In the records below, pick out all lines containing the word "Care".

Extracted information
★ ★ ★ ★

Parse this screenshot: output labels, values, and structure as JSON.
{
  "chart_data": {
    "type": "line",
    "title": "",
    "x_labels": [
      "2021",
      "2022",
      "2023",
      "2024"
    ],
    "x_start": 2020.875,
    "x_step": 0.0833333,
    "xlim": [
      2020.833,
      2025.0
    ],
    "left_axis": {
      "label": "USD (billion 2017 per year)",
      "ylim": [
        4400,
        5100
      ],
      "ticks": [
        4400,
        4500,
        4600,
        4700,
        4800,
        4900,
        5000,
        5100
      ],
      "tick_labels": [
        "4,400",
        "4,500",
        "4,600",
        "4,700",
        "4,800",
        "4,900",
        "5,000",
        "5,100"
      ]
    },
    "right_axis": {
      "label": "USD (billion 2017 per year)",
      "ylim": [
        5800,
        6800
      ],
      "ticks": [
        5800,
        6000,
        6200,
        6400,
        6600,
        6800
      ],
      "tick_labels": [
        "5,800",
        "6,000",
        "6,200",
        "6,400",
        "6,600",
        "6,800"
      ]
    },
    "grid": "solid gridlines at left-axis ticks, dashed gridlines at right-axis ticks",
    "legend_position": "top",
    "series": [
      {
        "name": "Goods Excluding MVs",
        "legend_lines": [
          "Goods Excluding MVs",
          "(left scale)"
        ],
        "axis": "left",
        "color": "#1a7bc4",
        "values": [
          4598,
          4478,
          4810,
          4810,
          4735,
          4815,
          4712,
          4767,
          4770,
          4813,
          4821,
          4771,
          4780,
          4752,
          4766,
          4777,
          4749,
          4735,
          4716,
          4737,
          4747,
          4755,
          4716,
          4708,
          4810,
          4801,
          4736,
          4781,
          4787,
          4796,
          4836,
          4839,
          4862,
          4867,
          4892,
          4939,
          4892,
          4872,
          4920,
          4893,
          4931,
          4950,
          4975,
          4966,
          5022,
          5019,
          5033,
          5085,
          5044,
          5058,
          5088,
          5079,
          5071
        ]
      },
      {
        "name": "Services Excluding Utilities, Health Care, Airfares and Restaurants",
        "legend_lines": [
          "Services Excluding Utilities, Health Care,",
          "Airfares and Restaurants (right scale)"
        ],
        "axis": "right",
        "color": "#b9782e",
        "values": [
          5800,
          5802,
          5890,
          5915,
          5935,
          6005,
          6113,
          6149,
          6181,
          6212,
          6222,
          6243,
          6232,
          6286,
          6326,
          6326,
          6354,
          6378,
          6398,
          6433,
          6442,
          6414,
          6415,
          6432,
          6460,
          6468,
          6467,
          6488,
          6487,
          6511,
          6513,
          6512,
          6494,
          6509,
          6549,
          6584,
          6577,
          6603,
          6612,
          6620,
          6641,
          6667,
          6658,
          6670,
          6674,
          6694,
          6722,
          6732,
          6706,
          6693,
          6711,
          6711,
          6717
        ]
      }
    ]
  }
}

★ ★ ★ ★

Response
        "name": "Services Excluding Utilities, Health Care, Airfares and Restaurants",
          "Services Excluding Utilities, Health Care,",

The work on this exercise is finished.